Dataset items:

[Begin]

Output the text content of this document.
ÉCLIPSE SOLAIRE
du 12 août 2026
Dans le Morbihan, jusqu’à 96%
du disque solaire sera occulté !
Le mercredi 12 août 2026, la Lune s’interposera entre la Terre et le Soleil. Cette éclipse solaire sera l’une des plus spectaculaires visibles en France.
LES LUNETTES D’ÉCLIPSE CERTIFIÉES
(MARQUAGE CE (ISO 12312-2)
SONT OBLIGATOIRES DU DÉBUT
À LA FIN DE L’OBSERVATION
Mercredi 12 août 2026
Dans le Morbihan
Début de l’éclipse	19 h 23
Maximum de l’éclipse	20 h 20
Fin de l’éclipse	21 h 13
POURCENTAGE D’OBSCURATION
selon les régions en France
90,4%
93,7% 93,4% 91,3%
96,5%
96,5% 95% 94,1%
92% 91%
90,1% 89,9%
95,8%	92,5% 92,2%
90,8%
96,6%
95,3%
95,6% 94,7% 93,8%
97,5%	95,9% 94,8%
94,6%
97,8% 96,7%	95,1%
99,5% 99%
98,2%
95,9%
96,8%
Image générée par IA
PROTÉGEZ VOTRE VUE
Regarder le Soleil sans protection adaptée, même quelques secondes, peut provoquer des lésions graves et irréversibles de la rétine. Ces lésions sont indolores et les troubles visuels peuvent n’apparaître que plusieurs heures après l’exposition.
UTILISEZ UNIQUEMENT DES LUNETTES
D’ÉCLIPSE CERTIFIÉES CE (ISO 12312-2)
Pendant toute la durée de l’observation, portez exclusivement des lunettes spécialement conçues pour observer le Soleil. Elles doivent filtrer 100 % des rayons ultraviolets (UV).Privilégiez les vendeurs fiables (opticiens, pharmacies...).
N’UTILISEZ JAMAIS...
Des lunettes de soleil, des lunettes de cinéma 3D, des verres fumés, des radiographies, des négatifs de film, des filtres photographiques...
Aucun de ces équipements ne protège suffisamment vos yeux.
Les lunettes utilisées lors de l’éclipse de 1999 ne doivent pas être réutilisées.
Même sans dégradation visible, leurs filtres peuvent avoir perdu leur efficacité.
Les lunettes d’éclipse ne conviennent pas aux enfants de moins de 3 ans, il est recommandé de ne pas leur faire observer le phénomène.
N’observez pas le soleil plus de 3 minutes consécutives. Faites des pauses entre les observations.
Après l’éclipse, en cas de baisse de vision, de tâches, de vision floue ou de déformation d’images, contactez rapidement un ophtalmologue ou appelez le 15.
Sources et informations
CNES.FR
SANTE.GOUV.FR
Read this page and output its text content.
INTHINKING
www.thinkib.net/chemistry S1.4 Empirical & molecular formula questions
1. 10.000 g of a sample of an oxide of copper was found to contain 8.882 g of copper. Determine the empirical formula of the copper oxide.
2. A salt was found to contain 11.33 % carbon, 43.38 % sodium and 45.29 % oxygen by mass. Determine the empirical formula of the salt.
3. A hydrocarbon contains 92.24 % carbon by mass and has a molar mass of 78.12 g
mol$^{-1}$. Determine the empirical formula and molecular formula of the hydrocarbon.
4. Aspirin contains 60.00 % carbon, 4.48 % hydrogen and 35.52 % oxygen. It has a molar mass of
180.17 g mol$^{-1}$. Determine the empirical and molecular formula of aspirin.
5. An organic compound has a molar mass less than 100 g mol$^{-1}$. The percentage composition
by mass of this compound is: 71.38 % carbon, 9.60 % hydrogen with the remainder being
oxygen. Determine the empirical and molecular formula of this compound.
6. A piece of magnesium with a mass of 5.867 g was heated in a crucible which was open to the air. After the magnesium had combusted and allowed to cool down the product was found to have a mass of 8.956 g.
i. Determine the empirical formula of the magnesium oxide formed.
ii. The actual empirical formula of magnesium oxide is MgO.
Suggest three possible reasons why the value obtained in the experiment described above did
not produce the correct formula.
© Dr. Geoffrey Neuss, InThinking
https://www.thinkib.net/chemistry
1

[End]

**TASK DESCRIPTION**
Copy every line of the records word for word.

**WRITTEN SOLUTION**
Output the text content of this document.
ÉCLIPSE SOLAIRE
du 12 août 2026
Dans le Morbihan, jusqu’à 96%
du disque solaire sera occulté !
Le mercredi 12 août 2026, la Lune s’interposera entre la Terre et le Soleil. Cette éclipse solaire sera l’une des plus spectaculaires visibles en France.
LES LUNETTES D’ÉCLIPSE CERTIFIÉES
(MARQUAGE CE (ISO 12312-2)
SONT OBLIGATOIRES DU DÉBUT
À LA FIN DE L’OBSERVATION
Mercredi 12 août 2026
Dans le Morbihan
Début de l’éclipse	19 h 23
Maximum de l’éclipse	20 h 20
Fin de l’éclipse	21 h 13
POURCENTAGE D’OBSCURATION
selon les régions en France
90,4%
93,7% 93,4% 91,3%
96,5%
96,5% 95% 94,1%
92% 91%
90,1% 89,9%
95,8%	92,5% 92,2%
90,8%
96,6%
95,3%
95,6% 94,7% 93,8%
97,5%	95,9% 94,8%
94,6%
97,8% 96,7%	95,1%
99,5% 99%
98,2%
95,9%
96,8%
Image générée par IA
PROTÉGEZ VOTRE VUE
Regarder le Soleil sans protection adaptée, même quelques secondes, peut provoquer des lésions graves et irréversibles de la rétine. Ces lésions sont indolores et les troubles visuels peuvent n’apparaître que plusieurs heures après l’exposition.
UTILISEZ UNIQUEMENT DES LUNETTES
D’ÉCLIPSE CERTIFIÉES CE (ISO 12312-2)
Pendant toute la durée de l’observation, portez exclusivement des lunettes spécialement conçues pour observer le Soleil. Elles doivent filtrer 100 % des rayons ultraviolets (UV).Privilégiez les vendeurs fiables (opticiens, pharmacies...).
N’UTILISEZ JAMAIS...
Des lunettes de soleil, des lunettes de cinéma 3D, des verres fumés, des radiographies, des négatifs de film, des filtres photographiques...
Aucun de ces équipements ne protège suffisamment vos yeux.
Les lunettes utilisées lors de l’éclipse de 1999 ne doivent pas être réutilisées.
Même sans dégradation visible, leurs filtres peuvent avoir perdu leur efficacité.
Les lunettes d’éclipse ne conviennent pas aux enfants de moins de 3 ans, il est recommandé de ne pas leur faire observer le phénomène.
N’observez pas le soleil plus de 3 minutes consécutives. Faites des pauses entre les observations.
Après l’éclipse, en cas de baisse de vision, de tâches, de vision floue ou de déformation d’images, contactez rapidement un ophtalmologue ou appelez le 15.
Sources et informations
CNES.FR
SANTE.GOUV.FR
Read this page and output its text content.
INTHINKING
www.thinkib.net/chemistry S1.4 Empirical & molecular formula questions
1. 10.000 g of a sample of an oxide of copper was found to contain 8.882 g of copper. Determine the empirical formula of the copper oxide.
2. A salt was found to contain 11.33 % carbon, 43.38 % sodium and 45.29 % oxygen by mass. Determine the empirical formula of the salt.
3. A hydrocarbon contains 92.24 % carbon by mass and has a molar mass of 78.12 g
mol$^{-1}$. Determine the empirical formula and molecular formula of the hydrocarbon.
4. Aspirin contains 60.00 % carbon, 4.48 % hydrogen and 35.52 % oxygen. It has a molar mass of
180.17 g mol$^{-1}$. Determine the empirical and molecular formula of aspirin.
5. An organic compound has a molar mass less than 100 g mol$^{-1}$. The percentage composition
by mass of this compound is: 71.38 % carbon, 9.60 % hydrogen with the remainder being
oxygen. Determine the empirical and molecular formula of this compound.
6. A piece of magnesium with a mass of 5.867 g was heated in a crucible which was open to the air. After the magnesium had combusted and allowed to cool down the product was found to have a mass of 8.956 g.
i. Determine the empirical formula of the magnesium oxide formed.
ii. The actual empirical formula of magnesium oxide is MgO.
Suggest three possible reasons why the value obtained in the experiment described above did
not produce the correct formula.
© Dr. Geoffrey Neuss, InThinking
https://www.thinkib.net/chemistry
1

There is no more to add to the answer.